### Material for this exercise

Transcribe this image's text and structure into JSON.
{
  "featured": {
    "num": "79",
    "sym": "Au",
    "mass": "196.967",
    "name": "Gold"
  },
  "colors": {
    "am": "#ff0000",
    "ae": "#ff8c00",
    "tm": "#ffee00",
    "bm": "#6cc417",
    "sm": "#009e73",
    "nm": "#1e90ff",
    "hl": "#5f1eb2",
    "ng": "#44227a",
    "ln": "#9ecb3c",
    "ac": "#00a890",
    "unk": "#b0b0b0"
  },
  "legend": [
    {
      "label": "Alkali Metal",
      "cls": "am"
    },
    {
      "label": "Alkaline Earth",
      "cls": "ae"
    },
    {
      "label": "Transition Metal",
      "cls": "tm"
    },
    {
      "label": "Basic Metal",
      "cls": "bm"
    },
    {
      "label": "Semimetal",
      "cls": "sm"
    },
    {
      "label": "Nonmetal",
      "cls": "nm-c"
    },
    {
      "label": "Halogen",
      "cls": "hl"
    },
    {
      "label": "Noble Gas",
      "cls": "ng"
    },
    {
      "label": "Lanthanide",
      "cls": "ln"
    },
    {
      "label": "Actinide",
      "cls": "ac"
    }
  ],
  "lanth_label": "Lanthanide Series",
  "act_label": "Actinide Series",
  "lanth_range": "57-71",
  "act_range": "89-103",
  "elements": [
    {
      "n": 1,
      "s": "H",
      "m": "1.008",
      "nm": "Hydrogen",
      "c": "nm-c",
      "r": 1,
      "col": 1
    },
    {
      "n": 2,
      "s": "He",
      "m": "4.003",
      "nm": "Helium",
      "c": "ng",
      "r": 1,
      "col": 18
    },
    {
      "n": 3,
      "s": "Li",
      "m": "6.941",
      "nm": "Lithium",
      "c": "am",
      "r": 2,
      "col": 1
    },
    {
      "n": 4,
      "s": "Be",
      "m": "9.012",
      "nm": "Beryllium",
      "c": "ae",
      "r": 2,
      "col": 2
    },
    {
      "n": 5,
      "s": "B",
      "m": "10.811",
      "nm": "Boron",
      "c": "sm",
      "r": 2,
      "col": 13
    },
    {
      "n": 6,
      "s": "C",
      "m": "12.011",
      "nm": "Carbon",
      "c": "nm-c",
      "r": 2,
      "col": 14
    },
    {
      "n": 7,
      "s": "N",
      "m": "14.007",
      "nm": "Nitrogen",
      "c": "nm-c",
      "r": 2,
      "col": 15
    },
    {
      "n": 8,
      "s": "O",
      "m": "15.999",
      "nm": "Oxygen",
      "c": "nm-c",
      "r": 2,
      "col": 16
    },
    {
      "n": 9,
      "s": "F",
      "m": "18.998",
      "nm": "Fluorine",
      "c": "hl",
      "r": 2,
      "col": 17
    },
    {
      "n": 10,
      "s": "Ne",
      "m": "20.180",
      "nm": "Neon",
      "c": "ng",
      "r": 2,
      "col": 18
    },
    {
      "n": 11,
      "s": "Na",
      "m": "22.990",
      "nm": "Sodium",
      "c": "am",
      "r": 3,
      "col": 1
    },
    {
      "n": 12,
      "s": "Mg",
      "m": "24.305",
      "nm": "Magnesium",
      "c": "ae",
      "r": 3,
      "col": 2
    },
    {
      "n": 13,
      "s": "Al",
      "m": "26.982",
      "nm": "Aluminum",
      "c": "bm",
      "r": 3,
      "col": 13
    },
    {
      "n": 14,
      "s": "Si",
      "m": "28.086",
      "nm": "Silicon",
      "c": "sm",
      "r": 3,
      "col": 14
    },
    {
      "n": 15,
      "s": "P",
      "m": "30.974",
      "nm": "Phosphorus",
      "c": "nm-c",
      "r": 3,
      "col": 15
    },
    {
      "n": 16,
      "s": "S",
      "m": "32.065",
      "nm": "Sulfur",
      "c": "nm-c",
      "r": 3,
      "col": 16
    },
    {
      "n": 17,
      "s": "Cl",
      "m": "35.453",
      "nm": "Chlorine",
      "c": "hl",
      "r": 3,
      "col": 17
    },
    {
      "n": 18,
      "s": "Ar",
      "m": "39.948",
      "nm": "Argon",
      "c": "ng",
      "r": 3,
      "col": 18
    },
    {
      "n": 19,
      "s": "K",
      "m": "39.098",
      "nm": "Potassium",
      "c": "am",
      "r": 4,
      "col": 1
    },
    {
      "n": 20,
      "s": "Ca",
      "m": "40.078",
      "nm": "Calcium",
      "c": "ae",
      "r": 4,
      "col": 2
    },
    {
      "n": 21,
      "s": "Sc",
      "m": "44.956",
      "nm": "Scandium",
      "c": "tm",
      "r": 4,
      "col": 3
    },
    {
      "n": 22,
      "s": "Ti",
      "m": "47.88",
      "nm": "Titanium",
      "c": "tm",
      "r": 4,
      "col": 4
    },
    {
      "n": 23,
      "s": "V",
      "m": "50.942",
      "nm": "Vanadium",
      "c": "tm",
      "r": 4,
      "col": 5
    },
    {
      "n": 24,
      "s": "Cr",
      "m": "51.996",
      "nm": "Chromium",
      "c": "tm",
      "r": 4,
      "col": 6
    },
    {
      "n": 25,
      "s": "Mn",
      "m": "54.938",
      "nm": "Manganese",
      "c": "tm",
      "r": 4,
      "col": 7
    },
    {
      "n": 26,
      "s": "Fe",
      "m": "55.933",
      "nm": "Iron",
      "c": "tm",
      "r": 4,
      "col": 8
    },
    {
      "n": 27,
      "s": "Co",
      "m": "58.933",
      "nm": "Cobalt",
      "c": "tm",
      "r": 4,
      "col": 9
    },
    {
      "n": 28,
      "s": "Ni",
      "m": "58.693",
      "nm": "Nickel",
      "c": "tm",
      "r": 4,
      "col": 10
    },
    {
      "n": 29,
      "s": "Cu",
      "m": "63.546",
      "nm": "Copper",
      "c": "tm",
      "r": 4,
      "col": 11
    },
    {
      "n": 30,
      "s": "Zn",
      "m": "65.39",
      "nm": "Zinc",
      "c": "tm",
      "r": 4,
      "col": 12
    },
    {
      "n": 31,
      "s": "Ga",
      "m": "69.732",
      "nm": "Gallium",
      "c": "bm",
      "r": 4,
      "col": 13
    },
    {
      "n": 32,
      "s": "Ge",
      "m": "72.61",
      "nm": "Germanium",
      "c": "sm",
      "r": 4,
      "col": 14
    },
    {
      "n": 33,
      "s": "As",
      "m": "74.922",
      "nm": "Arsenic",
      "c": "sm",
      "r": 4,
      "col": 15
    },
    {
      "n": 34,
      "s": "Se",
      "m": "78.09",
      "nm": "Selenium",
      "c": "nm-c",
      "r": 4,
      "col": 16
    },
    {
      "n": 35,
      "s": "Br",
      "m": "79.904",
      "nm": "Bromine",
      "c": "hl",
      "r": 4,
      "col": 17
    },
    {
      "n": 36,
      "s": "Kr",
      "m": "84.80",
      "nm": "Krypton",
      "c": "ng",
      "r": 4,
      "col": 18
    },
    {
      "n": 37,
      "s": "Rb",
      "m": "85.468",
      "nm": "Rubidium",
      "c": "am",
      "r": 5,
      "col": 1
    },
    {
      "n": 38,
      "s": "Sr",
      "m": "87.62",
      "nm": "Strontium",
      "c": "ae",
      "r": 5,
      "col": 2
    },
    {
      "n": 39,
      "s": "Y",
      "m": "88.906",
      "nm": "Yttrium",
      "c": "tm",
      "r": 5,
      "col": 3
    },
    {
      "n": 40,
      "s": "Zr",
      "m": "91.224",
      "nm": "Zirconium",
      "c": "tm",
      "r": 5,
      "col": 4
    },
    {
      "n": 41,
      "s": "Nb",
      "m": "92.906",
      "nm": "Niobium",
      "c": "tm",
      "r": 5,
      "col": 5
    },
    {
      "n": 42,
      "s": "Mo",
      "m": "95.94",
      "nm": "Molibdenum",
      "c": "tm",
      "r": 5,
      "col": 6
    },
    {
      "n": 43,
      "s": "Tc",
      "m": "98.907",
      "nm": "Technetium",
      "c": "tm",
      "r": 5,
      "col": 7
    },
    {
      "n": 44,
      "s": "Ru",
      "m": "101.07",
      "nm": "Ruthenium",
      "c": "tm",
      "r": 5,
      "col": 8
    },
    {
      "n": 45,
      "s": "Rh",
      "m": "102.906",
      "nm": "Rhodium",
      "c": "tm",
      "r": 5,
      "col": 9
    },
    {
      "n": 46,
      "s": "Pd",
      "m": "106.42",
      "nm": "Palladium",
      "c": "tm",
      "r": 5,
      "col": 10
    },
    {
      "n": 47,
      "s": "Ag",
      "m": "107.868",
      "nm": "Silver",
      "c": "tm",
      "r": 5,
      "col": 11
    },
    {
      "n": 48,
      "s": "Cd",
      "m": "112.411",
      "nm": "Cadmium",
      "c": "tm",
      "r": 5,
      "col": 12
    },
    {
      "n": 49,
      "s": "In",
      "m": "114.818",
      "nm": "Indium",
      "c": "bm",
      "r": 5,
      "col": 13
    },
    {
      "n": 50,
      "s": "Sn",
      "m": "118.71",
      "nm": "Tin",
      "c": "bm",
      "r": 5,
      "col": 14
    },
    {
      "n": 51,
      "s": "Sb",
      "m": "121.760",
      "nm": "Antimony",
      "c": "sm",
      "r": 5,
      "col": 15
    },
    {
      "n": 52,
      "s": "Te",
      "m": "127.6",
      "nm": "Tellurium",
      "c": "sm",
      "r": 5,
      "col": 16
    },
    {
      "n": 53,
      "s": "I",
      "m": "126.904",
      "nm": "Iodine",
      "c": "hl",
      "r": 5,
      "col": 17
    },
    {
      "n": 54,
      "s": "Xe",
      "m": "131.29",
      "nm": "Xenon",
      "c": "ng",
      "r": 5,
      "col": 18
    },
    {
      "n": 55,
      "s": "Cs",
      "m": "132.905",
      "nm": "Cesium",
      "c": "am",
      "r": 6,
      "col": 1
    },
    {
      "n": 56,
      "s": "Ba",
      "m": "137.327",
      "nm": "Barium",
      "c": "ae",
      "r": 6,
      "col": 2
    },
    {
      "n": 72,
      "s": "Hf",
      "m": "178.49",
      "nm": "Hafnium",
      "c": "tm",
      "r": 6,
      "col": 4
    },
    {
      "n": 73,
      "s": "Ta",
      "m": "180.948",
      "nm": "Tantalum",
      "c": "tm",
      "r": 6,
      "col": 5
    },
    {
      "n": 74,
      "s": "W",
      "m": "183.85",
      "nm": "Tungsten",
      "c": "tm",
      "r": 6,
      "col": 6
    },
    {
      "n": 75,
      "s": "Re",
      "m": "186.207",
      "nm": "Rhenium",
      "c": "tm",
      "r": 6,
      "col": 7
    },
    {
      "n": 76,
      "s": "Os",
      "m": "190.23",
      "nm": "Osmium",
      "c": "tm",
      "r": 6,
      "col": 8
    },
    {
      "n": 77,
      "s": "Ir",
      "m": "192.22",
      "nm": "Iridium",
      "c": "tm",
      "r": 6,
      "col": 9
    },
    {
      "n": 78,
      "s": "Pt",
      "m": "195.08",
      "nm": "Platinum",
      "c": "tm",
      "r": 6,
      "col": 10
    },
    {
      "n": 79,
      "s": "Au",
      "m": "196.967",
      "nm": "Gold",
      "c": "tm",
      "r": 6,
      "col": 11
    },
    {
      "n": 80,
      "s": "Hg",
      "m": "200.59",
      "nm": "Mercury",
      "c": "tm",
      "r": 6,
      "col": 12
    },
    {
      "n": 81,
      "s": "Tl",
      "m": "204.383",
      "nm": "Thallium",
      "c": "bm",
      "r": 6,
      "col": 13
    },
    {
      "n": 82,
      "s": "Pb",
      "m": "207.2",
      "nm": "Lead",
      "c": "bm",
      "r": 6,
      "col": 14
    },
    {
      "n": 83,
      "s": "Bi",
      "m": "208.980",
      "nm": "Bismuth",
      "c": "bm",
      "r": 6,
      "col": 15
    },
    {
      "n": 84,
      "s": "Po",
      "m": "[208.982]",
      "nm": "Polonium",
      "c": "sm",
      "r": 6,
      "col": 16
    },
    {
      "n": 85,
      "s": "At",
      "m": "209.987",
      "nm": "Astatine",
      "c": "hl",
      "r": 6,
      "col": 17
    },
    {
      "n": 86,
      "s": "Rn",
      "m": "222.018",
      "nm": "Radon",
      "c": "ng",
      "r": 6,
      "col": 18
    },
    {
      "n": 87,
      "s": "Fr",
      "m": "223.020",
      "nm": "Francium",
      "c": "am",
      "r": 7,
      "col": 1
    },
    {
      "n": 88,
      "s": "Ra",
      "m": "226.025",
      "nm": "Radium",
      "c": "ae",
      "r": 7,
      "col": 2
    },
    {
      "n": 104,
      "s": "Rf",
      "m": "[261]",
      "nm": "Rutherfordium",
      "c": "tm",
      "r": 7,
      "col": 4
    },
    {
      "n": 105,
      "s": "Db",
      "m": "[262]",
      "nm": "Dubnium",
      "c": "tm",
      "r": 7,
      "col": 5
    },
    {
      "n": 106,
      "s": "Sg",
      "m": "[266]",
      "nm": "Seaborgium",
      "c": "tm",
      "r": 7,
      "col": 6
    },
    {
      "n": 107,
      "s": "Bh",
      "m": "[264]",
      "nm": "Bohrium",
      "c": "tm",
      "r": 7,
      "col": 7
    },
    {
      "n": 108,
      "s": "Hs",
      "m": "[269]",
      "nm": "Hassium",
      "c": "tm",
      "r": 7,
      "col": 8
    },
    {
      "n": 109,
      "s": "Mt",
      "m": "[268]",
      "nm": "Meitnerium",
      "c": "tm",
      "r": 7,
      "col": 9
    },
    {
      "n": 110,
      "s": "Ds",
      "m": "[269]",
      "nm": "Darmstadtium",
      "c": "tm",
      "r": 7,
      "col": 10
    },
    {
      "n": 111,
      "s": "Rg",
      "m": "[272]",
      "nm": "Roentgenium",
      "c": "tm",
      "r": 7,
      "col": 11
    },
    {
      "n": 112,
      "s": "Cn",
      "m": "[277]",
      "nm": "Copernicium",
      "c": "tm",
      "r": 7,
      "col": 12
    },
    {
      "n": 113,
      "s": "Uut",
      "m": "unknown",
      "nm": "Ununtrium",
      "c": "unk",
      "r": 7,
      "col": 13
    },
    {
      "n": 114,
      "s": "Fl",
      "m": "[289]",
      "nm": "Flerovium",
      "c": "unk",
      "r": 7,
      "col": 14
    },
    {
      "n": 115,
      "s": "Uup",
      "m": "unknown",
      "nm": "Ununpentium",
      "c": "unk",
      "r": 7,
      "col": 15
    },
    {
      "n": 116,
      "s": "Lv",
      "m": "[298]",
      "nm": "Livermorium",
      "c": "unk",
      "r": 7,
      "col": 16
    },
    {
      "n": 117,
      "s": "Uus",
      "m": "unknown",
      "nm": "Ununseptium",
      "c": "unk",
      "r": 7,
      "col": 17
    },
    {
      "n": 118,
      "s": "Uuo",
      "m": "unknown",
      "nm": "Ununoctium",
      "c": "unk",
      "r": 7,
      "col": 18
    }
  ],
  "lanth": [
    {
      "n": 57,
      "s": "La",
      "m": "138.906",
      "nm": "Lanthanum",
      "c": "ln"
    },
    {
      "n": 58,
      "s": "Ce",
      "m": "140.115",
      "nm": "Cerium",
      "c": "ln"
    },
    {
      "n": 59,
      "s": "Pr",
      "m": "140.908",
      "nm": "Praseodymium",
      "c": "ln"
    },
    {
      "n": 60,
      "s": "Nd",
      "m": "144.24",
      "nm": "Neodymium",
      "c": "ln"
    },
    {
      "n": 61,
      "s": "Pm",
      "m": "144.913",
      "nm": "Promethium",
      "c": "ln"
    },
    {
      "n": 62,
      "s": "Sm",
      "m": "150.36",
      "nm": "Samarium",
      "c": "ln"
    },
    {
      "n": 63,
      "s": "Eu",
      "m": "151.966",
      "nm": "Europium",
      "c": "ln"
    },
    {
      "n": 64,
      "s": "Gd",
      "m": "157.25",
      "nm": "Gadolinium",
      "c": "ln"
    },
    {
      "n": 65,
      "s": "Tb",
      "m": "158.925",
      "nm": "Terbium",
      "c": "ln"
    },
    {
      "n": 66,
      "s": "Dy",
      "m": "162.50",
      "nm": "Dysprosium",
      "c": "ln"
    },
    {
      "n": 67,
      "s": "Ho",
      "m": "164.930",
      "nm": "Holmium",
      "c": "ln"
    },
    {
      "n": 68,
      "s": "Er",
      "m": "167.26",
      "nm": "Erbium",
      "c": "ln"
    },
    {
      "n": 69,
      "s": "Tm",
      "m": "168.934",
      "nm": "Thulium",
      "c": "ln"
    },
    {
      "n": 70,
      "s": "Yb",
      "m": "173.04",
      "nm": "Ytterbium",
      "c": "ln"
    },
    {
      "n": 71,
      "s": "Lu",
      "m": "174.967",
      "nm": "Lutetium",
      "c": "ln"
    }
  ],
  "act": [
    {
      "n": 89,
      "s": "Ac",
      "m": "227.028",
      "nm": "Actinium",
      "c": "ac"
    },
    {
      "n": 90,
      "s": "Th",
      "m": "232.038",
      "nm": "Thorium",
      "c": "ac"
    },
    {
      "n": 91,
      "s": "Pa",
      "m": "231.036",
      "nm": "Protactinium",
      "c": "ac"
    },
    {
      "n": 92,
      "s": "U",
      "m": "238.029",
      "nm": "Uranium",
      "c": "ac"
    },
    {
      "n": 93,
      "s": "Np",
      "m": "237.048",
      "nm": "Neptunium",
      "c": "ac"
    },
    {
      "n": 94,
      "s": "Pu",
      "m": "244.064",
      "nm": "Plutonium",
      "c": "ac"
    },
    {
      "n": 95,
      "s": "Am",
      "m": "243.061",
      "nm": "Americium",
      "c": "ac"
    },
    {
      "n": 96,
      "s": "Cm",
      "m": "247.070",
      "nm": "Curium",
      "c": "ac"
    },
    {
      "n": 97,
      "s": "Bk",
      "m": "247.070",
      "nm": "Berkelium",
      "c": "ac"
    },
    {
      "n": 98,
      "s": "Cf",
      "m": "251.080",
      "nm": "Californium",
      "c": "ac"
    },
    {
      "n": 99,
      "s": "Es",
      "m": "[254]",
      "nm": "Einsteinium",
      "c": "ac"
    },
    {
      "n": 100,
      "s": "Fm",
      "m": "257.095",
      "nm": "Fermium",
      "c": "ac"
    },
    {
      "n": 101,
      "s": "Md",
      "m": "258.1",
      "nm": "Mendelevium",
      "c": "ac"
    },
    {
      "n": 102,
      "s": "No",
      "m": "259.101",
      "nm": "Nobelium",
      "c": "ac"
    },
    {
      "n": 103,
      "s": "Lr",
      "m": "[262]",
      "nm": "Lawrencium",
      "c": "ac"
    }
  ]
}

### What needs to be done
Find "Actinide". Copy every line it occurs in.

### Answer below
      "label": "Actinide",
  "act_label": "Actinide Series",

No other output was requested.